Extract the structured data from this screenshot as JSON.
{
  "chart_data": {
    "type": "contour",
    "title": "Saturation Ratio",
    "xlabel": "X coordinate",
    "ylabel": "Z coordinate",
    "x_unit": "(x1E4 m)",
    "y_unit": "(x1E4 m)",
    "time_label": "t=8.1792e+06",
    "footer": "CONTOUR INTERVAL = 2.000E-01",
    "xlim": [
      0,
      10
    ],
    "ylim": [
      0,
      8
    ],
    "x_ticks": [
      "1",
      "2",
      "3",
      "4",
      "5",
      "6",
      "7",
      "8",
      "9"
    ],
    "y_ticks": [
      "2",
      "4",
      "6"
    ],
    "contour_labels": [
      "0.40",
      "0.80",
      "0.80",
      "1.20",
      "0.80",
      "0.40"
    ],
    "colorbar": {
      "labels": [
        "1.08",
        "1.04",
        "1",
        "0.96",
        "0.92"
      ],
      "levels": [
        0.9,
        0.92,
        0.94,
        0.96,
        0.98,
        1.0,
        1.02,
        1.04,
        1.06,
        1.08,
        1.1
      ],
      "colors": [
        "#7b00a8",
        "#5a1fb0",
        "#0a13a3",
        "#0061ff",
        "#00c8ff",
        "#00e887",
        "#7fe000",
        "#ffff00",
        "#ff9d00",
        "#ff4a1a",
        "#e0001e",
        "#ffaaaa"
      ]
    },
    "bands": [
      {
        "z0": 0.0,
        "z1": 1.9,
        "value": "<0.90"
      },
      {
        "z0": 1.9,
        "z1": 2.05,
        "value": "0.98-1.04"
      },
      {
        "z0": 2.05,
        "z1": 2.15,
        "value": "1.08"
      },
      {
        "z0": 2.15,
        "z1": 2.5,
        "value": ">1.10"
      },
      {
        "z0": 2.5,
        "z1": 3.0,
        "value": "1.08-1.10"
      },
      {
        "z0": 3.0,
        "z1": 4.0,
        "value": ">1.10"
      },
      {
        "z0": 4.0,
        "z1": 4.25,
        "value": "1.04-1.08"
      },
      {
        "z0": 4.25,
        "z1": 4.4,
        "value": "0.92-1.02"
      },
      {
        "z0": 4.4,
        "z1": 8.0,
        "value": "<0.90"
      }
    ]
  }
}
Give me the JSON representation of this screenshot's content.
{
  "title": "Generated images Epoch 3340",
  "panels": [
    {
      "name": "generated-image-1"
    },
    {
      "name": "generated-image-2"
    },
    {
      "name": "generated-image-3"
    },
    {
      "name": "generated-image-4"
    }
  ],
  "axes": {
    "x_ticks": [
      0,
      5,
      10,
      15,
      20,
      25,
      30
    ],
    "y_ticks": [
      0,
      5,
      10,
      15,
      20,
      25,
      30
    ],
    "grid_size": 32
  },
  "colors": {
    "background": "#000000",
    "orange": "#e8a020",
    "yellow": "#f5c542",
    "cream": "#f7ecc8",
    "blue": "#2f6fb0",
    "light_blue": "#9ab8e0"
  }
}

● What you have to do: Using the material above, print every entry exactly as written.

● Answer to this task:
Extract the structured data from this screenshot as JSON.
{
  "chart_data": {
    "type": "contour",
    "title": "Saturation Ratio",
    "xlabel": "X coordinate",
    "ylabel": "Z coordinate",
    "x_unit": "(x1E4 m)",
    "y_unit": "(x1E4 m)",
    "time_label": "t=8.1792e+06",
    "footer": "CONTOUR INTERVAL = 2.000E-01",
    "xlim": [
      0,
      10
    ],
    "ylim": [
      0,
      8
    ],
    "x_ticks": [
      "1",
      "2",
      "3",
      "4",
      "5",
      "6",
      "7",
      "8",
      "9"
    ],
    "y_ticks": [
      "2",
      "4",
      "6"
    ],
    "contour_labels": [
      "0.40",
      "0.80",
      "0.80",
      "1.20",
      "0.80",
      "0.40"
    ],
    "colorbar": {
      "labels": [
        "1.08",
        "1.04",
        "1",
        "0.96",
        "0.92"
      ],
      "levels": [
        0.9,
        0.92,
        0.94,
        0.96,
        0.98,
        1.0,
        1.02,
        1.04,
        1.06,
        1.08,
        1.1
      ],
      "colors": [
        "#7b00a8",
        "#5a1fb0",
        "#0a13a3",
        "#0061ff",
        "#00c8ff",
        "#00e887",
        "#7fe000",
        "#ffff00",
        "#ff9d00",
        "#ff4a1a",
        "#e0001e",
        "#ffaaaa"
      ]
    },
    "bands": [
      {
        "z0": 0.0,
        "z1": 1.9,
        "value": "<0.90"
      },
      {
        "z0": 1.9,
        "z1": 2.05,
        "value": "0.98-1.04"
      },
      {
        "z0": 2.05,
        "z1": 2.15,
        "value": "1.08"
      },
      {
        "z0": 2.15,
        "z1": 2.5,
        "value": ">1.10"
      },
      {
        "z0": 2.5,
        "z1": 3.0,
        "value": "1.08-1.10"
      },
      {
        "z0": 3.0,
        "z1": 4.0,
        "value": ">1.10"
      },
      {
        "z0": 4.0,
        "z1": 4.25,
        "value": "1.04-1.08"
      },
      {
        "z0": 4.25,
        "z1": 4.4,
        "value": "0.92-1.02"
      },
      {
        "z0": 4.4,
        "z1": 8.0,
        "value": "<0.90"
      }
    ]
  }
}
Give me the JSON representation of this screenshot's content.
{
  "title": "Generated images Epoch 3340",
  "panels": [
    {
      "name": "generated-image-1"
    },
    {
      "name": "generated-image-2"
    },
    {
      "name": "generated-image-3"
    },
    {
      "name": "generated-image-4"
    }
  ],
  "axes": {
    "x_ticks": [
      0,
      5,
      10,
      15,
      20,
      25,
      30
    ],
    "y_ticks": [
      0,
      5,
      10,
      15,
      20,
      25,
      30
    ],
    "grid_size": 32
  },
  "colors": {
    "background": "#000000",
    "orange": "#e8a020",
    "yellow": "#f5c542",
    "cream": "#f7ecc8",
    "blue": "#2f6fb0",
    "light_blue": "#9ab8e0"
  }
}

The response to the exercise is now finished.